Short exercise: Each line that follows should be printed again exactly as it stands.

Extracted records:
-=-=-=-=-

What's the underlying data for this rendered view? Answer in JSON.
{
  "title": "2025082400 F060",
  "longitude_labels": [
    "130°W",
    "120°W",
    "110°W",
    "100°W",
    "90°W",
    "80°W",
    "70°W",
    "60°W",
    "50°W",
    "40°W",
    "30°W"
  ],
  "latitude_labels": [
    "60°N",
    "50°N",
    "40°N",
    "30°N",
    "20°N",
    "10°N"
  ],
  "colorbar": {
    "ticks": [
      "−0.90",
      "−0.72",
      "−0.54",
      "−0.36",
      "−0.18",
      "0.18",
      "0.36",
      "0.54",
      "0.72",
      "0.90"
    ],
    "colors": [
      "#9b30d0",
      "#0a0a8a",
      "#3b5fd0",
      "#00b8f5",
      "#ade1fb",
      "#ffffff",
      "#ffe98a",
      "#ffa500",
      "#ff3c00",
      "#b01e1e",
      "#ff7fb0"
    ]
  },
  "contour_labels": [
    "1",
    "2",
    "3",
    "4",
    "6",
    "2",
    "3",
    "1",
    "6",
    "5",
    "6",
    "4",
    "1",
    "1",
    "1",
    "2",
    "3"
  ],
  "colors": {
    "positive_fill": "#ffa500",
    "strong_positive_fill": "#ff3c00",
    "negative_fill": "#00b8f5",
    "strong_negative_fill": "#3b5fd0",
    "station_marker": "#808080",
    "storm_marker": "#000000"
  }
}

-=-=-=-=-

Written solution:
What's the underlying data for this rendered view? Answer in JSON.
{
  "title": "2025082400 F060",
  "longitude_labels": [
    "130°W",
    "120°W",
    "110°W",
    "100°W",
    "90°W",
    "80°W",
    "70°W",
    "60°W",
    "50°W",
    "40°W",
    "30°W"
  ],
  "latitude_labels": [
    "60°N",
    "50°N",
    "40°N",
    "30°N",
    "20°N",
    "10°N"
  ],
  "colorbar": {
    "ticks": [
      "−0.90",
      "−0.72",
      "−0.54",
      "−0.36",
      "−0.18",
      "0.18",
      "0.36",
      "0.54",
      "0.72",
      "0.90"
    ],
    "colors": [
      "#9b30d0",
      "#0a0a8a",
      "#3b5fd0",
      "#00b8f5",
      "#ade1fb",
      "#ffffff",
      "#ffe98a",
      "#ffa500",
      "#ff3c00",
      "#b01e1e",
      "#ff7fb0"
    ]
  },
  "contour_labels": [
    "1",
    "2",
    "3",
    "4",
    "6",
    "2",
    "3",
    "1",
    "6",
    "5",
    "6",
    "4",
    "1",
    "1",
    "1",
    "2",
    "3"
  ],
  "colors": {
    "positive_fill": "#ffa500",
    "strong_positive_fill": "#ff3c00",
    "negative_fill": "#00b8f5",
    "strong_negative_fill": "#3b5fd0",
    "station_marker": "#808080",
    "storm_marker": "#000000"
  }
}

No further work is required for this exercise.